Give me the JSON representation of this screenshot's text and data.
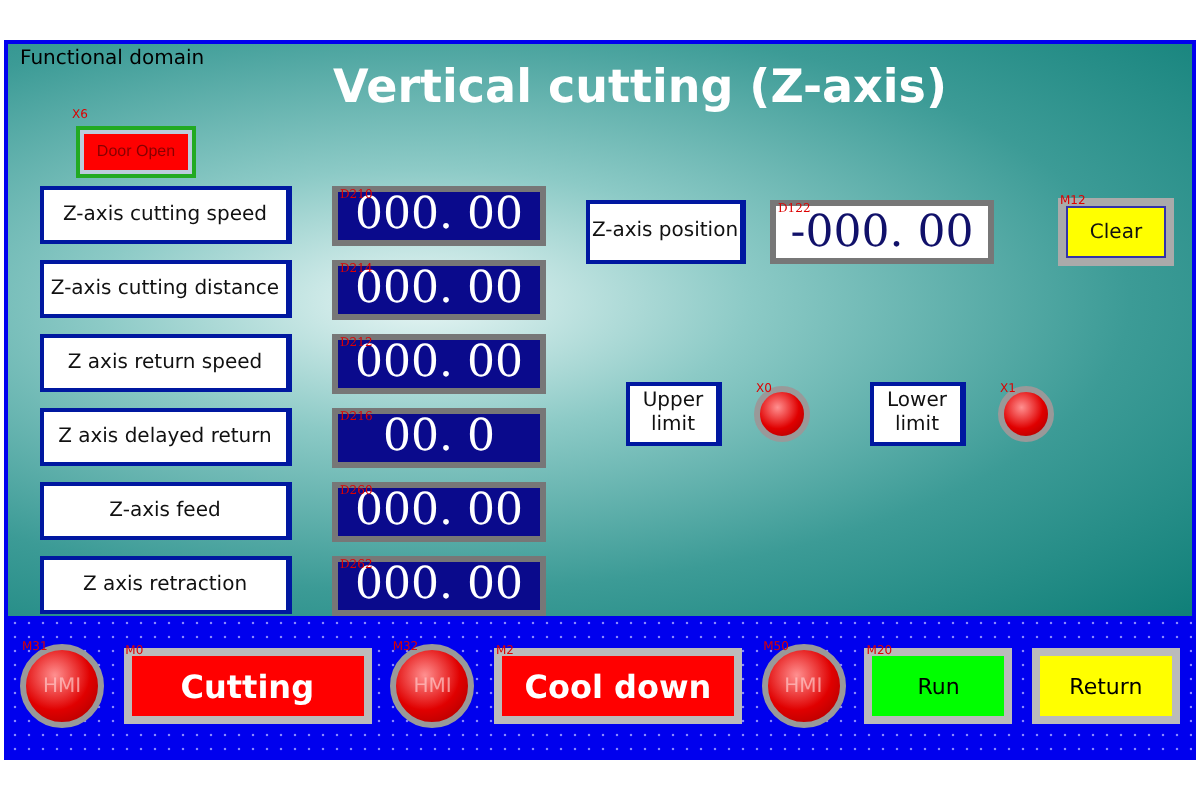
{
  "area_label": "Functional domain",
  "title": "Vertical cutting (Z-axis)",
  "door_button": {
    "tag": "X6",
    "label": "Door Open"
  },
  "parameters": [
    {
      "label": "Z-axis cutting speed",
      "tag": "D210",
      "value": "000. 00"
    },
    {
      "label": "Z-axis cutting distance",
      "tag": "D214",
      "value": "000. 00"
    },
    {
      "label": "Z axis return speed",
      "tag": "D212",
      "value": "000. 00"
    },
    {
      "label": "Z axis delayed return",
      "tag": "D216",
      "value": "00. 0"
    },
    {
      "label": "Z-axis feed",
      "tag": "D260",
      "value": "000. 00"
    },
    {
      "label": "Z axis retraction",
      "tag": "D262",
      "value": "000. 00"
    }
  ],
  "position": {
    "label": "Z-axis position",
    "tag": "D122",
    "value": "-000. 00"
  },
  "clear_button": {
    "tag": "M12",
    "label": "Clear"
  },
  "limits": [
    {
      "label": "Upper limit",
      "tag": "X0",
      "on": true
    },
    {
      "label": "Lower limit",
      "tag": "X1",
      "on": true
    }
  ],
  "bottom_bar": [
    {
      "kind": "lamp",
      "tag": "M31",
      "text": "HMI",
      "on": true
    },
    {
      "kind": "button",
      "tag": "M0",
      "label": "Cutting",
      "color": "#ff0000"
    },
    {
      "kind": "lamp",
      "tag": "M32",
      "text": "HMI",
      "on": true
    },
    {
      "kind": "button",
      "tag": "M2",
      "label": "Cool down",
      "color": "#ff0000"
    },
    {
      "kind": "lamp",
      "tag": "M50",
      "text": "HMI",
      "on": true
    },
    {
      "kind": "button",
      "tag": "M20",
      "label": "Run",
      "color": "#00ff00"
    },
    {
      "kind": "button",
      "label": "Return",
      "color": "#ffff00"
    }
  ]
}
——
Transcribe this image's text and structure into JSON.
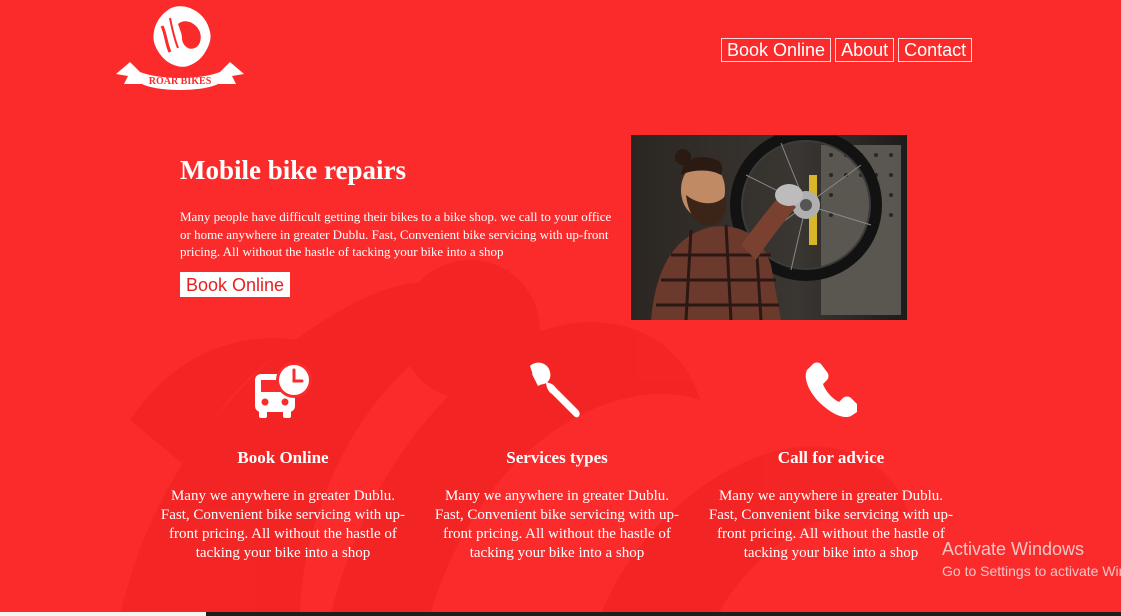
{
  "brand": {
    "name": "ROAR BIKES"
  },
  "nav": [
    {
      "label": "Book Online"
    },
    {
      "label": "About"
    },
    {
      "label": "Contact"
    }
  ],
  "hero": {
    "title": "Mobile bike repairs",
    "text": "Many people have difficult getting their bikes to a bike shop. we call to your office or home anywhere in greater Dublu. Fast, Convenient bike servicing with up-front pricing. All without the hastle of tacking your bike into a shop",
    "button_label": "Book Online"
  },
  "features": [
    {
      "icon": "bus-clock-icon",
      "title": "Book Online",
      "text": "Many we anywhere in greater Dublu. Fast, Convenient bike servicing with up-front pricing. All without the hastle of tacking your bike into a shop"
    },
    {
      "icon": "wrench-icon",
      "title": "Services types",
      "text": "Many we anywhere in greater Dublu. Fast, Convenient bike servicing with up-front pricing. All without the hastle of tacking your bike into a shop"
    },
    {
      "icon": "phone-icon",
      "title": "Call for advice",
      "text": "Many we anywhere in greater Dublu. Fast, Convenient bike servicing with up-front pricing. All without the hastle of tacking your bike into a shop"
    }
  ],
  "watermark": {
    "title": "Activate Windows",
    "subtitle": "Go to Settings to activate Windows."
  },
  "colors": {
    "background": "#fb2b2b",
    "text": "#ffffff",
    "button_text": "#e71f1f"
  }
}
——
§ **Work required**: Extract all lines that hold the word "JSON".

§ **Answer below**:
Give me the JSON representation of this screenshot's text and data.
Transcribe this image's text and structure into JSON.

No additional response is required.